## STATED GOAL
Provide a single number: the count of lines containing the string "text".
— Start of SUPPLIED INFORMATION —
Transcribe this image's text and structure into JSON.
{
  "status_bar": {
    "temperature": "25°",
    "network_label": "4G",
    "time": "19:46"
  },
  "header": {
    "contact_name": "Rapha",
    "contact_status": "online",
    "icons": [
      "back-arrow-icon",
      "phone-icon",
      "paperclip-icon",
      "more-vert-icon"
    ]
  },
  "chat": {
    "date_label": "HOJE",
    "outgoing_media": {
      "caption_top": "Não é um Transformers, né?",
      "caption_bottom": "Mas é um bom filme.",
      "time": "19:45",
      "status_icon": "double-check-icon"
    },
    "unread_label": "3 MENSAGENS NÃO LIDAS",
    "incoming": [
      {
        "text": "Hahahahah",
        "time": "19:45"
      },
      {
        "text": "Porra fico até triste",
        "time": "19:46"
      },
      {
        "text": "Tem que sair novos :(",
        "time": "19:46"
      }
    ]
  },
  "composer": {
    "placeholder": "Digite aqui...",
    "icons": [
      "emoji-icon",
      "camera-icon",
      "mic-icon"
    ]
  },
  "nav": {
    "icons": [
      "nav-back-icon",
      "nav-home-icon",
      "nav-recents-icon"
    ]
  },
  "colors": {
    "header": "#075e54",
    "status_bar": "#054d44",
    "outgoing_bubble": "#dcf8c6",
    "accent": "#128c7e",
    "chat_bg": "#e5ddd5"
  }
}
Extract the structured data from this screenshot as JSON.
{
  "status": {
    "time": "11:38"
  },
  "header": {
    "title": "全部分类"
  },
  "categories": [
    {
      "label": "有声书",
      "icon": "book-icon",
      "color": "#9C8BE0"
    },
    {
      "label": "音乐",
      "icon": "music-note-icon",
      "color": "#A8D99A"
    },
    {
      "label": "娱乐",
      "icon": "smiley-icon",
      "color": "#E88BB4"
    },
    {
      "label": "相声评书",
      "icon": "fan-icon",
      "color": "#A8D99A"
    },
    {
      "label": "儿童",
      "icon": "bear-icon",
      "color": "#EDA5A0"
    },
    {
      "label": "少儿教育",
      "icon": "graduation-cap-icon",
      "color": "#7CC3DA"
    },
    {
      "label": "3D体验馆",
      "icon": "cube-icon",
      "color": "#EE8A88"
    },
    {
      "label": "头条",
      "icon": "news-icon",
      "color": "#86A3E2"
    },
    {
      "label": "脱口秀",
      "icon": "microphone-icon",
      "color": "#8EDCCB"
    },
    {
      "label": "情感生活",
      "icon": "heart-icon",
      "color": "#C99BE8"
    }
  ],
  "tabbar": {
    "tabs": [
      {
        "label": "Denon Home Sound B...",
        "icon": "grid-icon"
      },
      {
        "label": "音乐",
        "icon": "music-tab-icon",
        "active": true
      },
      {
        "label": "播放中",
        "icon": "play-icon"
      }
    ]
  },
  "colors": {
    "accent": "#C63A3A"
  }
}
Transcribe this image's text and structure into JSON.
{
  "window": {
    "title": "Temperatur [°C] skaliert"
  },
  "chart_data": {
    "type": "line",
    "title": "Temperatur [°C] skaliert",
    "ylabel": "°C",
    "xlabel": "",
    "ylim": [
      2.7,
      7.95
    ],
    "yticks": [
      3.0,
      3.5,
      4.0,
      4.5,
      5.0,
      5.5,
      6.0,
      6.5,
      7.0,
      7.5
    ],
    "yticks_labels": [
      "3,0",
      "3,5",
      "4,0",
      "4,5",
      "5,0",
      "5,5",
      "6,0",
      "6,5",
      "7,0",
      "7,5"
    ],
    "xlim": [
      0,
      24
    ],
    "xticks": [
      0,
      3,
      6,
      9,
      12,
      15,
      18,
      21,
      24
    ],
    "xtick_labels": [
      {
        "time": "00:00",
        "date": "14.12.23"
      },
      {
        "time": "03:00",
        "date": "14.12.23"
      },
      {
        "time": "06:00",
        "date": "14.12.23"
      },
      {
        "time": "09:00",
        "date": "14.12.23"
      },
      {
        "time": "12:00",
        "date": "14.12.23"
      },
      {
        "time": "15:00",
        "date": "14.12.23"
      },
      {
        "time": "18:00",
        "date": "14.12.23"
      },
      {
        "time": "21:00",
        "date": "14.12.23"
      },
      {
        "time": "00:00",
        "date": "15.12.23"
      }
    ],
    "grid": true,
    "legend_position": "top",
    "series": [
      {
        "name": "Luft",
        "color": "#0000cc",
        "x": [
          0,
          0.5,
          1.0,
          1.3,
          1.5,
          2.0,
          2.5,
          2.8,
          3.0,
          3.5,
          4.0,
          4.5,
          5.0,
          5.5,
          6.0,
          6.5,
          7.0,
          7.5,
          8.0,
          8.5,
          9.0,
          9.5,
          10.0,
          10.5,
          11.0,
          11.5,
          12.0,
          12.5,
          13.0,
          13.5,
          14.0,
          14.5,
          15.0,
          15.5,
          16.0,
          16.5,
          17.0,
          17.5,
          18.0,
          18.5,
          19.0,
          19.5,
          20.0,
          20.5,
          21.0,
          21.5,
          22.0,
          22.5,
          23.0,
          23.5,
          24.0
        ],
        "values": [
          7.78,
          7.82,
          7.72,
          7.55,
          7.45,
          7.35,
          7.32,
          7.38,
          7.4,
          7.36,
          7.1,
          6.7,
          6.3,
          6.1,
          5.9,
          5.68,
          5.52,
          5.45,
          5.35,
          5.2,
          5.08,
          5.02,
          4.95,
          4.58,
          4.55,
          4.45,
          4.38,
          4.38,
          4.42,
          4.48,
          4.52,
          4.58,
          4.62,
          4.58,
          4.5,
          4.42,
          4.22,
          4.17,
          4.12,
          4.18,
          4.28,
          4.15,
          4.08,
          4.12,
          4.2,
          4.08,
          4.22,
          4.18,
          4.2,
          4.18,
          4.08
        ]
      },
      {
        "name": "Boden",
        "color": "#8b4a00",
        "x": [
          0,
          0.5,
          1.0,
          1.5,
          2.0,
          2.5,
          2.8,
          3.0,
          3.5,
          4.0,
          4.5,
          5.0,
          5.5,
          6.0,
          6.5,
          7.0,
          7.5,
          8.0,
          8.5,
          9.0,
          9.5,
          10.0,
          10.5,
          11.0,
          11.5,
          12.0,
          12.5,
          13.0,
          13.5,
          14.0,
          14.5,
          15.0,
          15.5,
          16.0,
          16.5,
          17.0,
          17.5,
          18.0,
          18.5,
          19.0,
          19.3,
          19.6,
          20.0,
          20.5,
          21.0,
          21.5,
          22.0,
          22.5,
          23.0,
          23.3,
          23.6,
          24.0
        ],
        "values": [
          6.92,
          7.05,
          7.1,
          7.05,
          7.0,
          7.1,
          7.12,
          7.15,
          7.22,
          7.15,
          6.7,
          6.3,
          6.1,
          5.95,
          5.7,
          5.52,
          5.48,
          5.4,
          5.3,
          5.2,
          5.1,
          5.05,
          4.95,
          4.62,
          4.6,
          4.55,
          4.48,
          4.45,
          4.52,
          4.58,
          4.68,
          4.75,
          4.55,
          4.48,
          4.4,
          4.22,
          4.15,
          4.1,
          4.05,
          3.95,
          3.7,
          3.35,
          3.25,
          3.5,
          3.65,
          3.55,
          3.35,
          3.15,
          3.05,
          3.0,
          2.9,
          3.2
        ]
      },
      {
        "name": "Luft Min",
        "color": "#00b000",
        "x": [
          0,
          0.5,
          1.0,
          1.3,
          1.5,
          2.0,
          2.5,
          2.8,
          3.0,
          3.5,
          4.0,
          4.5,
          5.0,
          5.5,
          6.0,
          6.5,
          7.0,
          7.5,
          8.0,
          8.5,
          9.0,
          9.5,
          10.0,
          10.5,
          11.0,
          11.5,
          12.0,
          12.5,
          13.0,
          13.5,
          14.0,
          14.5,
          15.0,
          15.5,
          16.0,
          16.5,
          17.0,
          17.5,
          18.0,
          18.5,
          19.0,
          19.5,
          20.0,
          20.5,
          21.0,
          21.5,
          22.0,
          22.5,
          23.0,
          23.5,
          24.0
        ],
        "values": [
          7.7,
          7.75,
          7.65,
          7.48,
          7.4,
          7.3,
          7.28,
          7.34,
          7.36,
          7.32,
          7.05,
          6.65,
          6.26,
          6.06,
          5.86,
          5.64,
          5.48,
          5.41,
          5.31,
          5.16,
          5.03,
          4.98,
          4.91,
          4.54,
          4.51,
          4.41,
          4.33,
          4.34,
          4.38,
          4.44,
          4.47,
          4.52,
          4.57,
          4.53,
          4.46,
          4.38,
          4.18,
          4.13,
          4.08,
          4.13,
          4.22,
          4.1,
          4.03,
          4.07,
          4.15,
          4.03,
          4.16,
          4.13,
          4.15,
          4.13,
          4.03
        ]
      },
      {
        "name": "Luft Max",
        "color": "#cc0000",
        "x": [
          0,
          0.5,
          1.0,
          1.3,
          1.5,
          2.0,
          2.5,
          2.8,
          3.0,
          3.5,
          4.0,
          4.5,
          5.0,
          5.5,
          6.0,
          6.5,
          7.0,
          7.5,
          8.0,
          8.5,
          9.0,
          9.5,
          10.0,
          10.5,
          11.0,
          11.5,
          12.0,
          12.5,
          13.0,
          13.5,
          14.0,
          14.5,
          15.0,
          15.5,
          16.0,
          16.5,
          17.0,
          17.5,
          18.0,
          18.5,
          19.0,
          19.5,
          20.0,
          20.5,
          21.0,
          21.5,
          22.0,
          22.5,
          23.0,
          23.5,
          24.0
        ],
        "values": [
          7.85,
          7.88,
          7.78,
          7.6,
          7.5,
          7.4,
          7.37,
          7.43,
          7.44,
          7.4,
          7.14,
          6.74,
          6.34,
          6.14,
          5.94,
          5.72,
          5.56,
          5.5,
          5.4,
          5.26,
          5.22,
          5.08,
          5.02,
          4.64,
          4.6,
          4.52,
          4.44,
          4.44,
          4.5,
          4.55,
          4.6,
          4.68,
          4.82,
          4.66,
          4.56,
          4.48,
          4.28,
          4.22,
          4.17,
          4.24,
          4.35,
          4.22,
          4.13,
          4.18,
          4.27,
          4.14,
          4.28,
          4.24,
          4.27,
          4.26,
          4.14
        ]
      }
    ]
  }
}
— End of SUPPLIED INFORMATION —
## SOLUTION TO THE PROBLEM
5